*TASK DESCRIPTION:*
From the listing below, pull out the lines that hold "interaction".

*RECORDS:*

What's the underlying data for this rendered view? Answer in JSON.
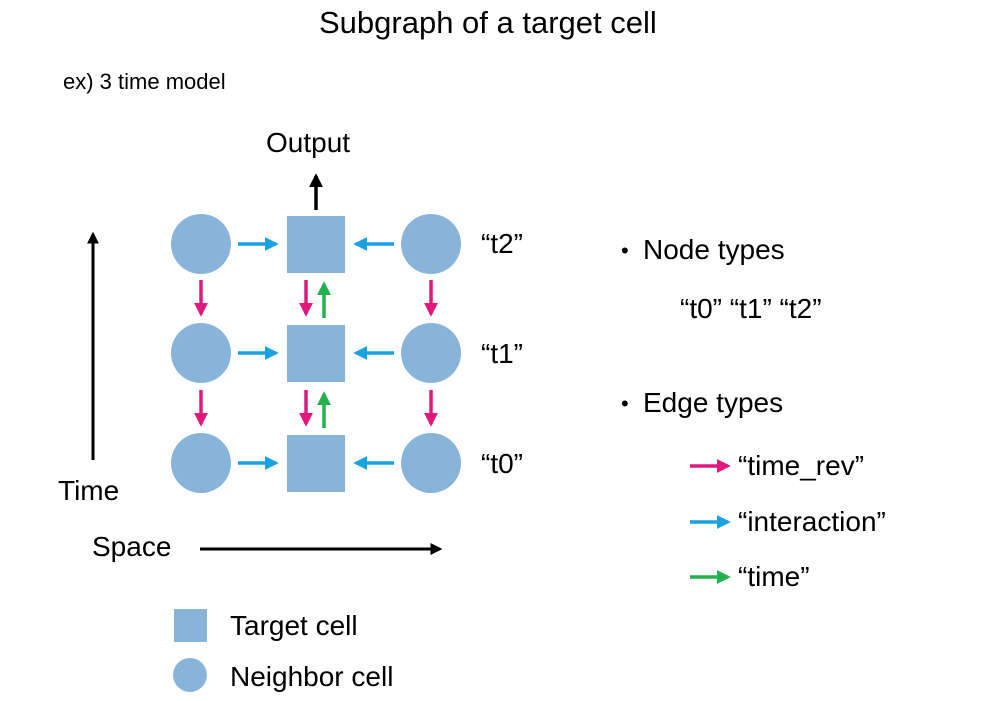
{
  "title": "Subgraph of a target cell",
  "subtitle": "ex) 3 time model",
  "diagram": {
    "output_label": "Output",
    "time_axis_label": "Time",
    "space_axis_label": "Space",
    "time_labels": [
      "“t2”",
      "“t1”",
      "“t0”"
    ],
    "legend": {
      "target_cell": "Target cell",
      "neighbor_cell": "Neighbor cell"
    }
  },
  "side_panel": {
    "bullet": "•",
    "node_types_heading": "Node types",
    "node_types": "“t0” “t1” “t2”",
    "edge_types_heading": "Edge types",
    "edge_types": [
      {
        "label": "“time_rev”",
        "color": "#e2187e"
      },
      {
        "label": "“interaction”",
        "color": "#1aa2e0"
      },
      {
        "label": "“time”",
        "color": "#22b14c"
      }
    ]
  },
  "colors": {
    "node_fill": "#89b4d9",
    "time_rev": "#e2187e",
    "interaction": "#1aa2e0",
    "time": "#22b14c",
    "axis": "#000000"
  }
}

*SOLUTION TO THIS PROBLEM:*
        "label": "“interaction”",
    "interaction": "#1aa2e0",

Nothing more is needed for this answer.